All lines holding the string "tipo" are to be shown.

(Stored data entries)
=======

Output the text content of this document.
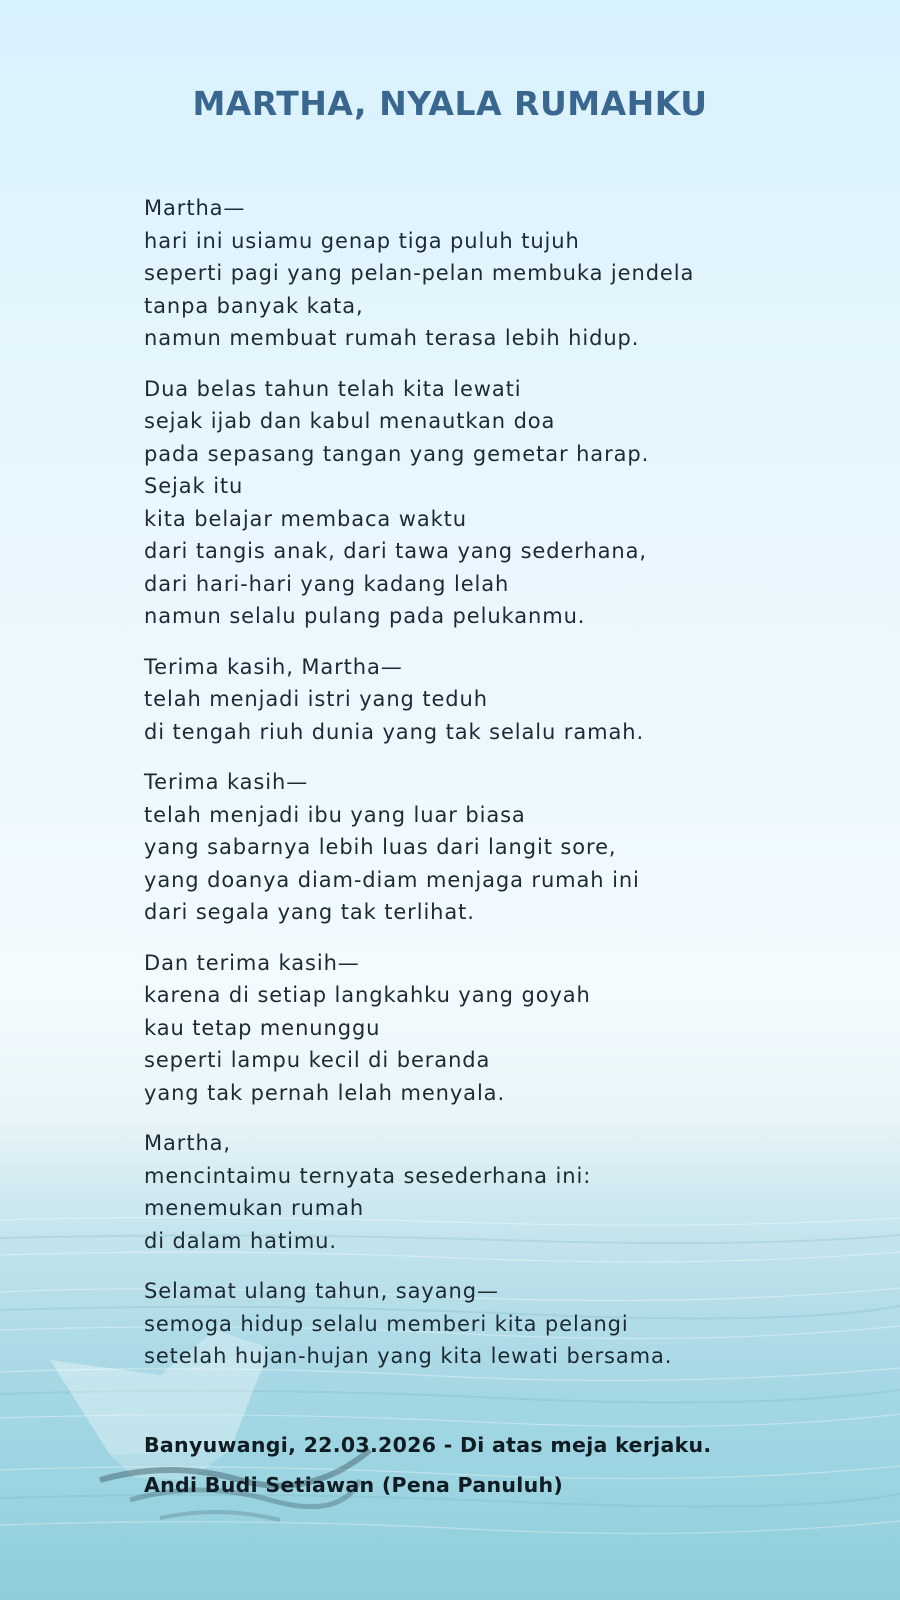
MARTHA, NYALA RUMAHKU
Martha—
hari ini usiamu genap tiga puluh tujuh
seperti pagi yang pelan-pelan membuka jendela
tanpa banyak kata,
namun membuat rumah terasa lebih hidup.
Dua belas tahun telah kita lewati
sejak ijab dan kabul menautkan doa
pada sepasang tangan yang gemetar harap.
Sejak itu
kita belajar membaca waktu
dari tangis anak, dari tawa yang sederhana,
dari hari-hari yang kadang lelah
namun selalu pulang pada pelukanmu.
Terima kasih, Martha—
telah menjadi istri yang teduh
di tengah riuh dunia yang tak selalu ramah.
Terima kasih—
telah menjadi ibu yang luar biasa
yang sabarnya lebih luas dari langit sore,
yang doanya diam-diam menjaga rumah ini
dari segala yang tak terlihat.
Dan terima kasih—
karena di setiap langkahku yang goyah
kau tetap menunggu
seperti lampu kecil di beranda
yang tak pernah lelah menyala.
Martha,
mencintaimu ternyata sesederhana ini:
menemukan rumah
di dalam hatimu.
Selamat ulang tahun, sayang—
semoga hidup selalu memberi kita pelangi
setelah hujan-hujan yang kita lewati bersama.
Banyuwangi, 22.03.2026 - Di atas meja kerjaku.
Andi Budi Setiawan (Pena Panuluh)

=======

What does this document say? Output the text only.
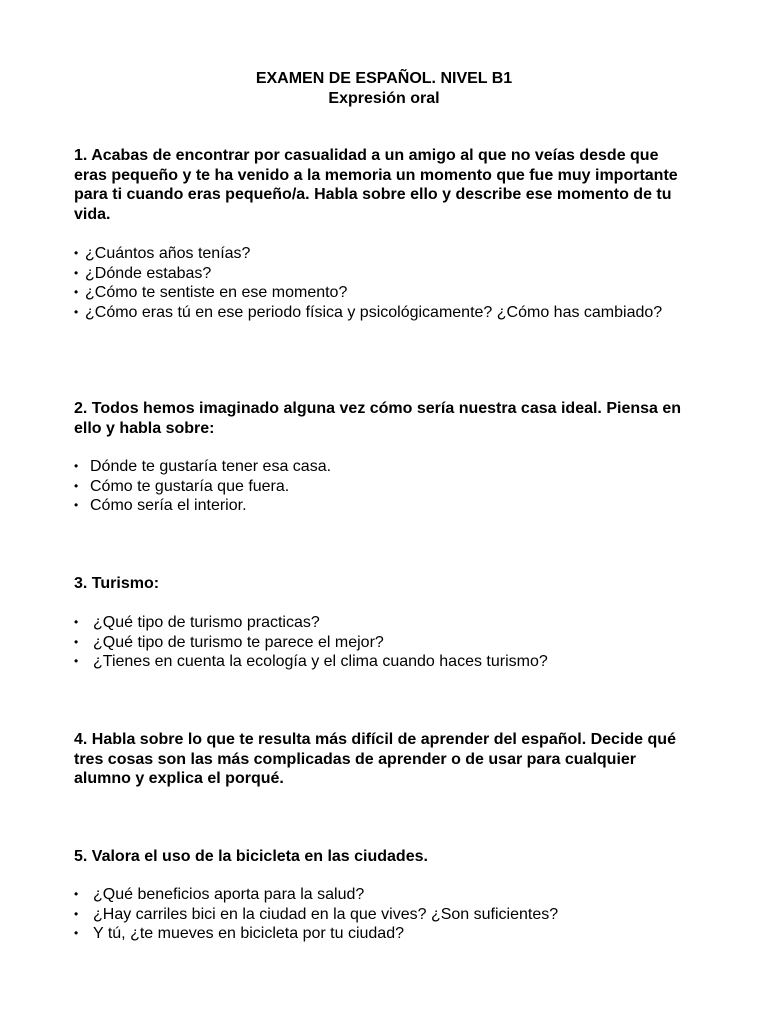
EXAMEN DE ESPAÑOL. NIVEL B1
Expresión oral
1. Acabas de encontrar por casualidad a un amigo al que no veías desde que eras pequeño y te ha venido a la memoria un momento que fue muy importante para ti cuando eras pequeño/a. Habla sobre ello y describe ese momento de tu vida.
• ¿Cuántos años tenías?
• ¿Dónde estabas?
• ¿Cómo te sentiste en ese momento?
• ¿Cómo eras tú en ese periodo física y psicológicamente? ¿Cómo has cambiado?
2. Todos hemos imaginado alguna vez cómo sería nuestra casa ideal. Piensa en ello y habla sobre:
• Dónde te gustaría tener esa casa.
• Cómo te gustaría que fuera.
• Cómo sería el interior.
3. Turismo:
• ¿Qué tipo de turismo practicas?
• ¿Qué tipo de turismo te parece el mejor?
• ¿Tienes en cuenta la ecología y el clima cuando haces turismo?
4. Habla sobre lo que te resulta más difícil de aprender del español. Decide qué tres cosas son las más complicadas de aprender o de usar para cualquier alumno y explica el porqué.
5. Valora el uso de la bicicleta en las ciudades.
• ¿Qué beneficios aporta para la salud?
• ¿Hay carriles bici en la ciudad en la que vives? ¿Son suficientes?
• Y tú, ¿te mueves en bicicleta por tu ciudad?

=======

The response:
• ¿Qué tipo de turismo practicas?
• ¿Qué tipo de turismo te parece el mejor?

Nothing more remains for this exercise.